* [DIRECTION]:
Show every line that has the string "tiễn" in it.

* [DATA PROVIDED]:
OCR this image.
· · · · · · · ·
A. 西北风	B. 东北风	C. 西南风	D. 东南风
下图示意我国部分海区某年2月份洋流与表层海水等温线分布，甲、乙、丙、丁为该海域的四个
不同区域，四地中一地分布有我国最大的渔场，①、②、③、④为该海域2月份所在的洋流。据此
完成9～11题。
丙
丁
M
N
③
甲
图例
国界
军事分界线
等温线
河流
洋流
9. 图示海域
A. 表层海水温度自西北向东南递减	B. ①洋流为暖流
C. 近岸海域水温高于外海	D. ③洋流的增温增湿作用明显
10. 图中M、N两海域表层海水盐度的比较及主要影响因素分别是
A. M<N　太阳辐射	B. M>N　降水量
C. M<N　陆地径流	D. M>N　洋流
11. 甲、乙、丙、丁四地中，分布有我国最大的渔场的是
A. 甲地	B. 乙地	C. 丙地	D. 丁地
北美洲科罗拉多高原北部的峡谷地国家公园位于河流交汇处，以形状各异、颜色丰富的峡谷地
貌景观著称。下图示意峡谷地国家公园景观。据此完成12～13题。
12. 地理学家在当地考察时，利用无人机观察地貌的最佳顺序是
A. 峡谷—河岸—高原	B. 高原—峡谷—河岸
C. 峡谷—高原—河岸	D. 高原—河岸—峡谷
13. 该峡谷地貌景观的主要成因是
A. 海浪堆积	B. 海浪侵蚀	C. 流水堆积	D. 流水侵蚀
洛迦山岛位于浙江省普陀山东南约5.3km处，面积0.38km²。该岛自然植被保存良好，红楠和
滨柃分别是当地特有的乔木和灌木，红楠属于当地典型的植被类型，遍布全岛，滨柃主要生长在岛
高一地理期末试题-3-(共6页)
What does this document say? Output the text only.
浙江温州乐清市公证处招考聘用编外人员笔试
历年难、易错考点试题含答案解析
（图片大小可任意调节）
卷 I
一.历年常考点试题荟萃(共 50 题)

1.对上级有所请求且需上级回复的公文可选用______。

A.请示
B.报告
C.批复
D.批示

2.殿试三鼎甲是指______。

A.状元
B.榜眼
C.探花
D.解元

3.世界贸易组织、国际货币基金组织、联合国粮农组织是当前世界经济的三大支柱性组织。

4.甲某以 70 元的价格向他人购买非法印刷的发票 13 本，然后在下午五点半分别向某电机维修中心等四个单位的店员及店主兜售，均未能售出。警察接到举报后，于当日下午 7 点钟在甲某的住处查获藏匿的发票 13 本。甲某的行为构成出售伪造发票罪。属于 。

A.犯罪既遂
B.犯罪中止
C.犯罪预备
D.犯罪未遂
--
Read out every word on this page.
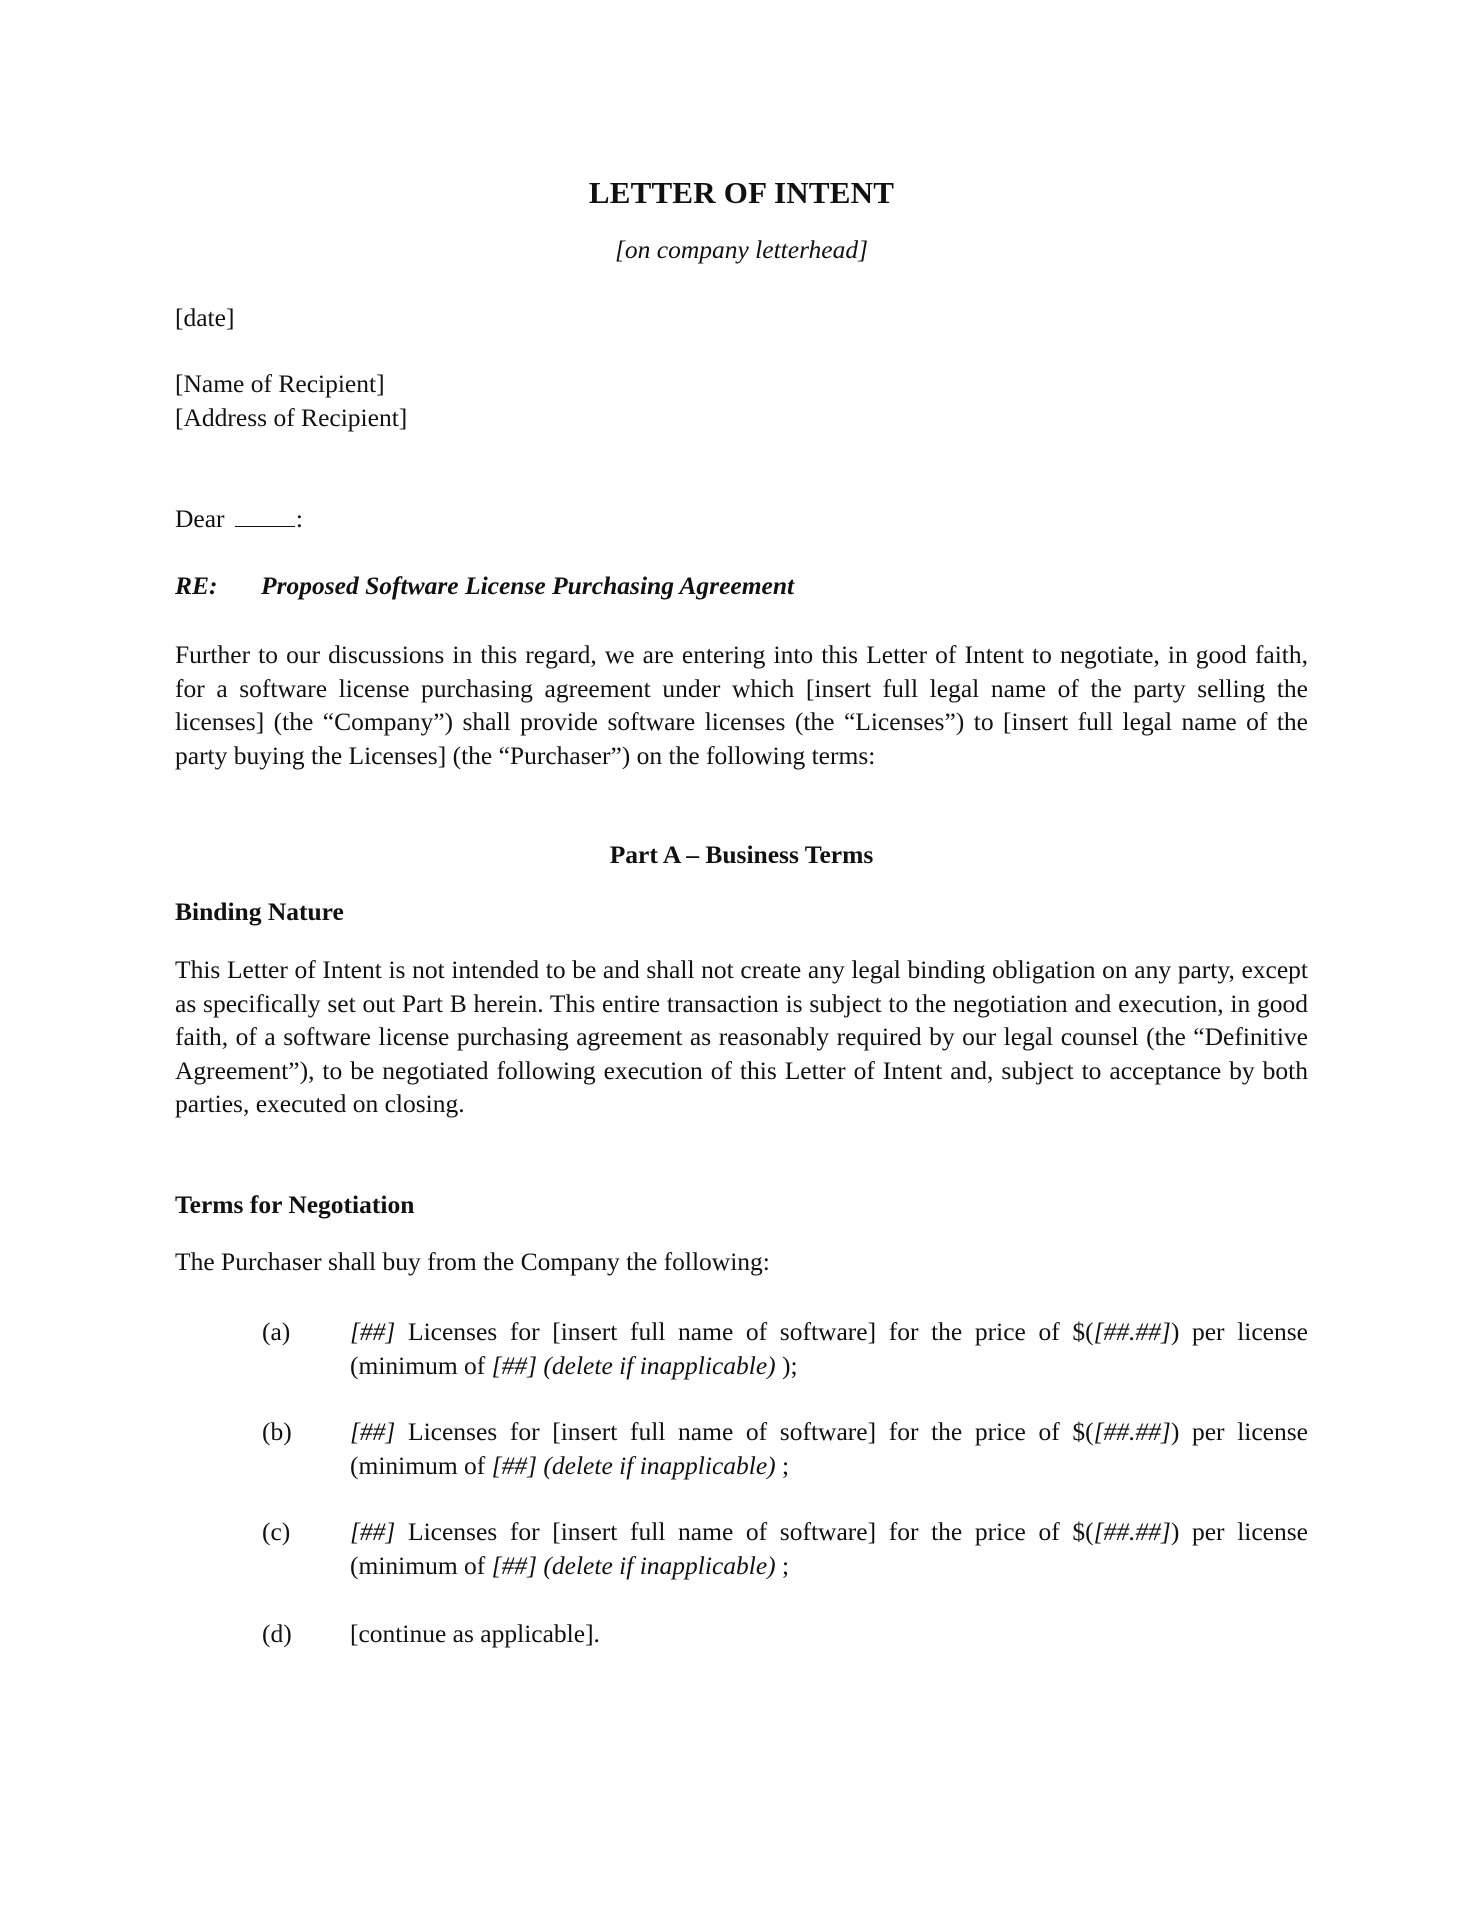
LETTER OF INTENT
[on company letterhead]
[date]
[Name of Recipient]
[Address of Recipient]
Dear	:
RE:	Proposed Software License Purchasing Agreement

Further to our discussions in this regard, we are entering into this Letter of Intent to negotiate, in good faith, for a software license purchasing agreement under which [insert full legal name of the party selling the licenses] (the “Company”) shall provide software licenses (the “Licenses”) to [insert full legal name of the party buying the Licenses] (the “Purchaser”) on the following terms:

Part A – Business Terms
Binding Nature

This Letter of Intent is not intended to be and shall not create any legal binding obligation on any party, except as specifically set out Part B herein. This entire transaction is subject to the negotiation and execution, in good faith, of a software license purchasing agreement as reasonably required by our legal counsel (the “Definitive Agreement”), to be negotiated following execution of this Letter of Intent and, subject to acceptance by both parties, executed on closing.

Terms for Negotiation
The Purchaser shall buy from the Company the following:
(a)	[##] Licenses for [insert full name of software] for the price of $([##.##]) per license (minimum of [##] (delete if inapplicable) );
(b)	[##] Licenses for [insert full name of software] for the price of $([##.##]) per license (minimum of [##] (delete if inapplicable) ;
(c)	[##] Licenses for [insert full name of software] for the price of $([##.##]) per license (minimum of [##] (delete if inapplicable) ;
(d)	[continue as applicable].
...
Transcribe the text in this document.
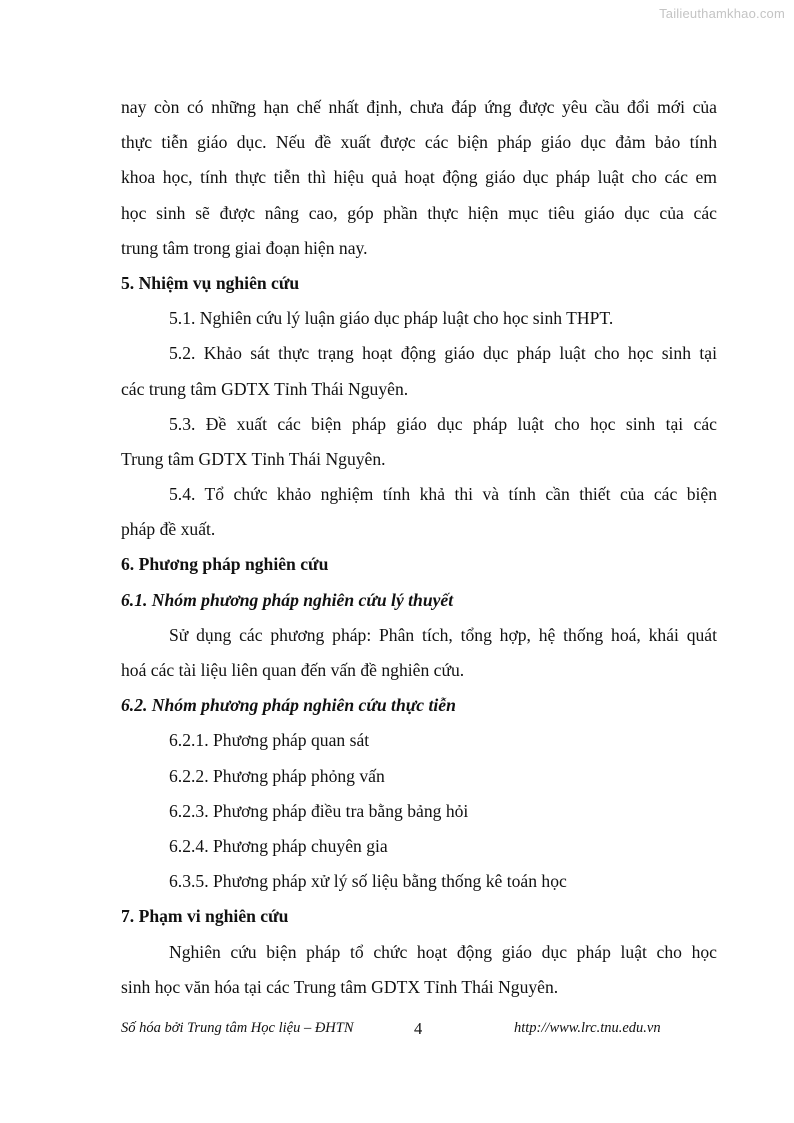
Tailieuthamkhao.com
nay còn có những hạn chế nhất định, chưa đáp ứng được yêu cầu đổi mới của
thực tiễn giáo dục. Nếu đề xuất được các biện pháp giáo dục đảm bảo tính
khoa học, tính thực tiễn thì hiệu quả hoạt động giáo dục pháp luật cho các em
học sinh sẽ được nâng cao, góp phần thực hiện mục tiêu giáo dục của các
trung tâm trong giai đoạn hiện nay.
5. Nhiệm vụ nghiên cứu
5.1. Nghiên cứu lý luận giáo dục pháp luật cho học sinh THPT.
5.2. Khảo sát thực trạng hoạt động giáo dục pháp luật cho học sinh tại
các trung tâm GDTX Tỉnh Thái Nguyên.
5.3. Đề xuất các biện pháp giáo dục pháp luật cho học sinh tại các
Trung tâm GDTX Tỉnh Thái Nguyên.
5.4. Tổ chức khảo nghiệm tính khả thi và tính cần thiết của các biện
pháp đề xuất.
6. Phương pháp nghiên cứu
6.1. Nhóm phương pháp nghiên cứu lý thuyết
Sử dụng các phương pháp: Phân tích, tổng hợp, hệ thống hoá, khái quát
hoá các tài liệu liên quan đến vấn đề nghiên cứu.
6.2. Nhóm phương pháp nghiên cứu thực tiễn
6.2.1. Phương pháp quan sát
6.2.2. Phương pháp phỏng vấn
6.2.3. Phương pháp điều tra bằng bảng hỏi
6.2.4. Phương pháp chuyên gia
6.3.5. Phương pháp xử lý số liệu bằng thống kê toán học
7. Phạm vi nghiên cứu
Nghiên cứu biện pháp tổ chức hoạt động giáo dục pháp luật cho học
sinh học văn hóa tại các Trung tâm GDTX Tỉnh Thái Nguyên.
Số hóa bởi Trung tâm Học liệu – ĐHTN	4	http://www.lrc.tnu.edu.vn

* [SOLUTION TO THIS PROBLEM]:
thực tiễn giáo dục. Nếu đề xuất được các biện pháp giáo dục đảm bảo tính
khoa học, tính thực tiễn thì hiệu quả hoạt động giáo dục pháp luật cho các em
6.2. Nhóm phương pháp nghiên cứu thực tiễn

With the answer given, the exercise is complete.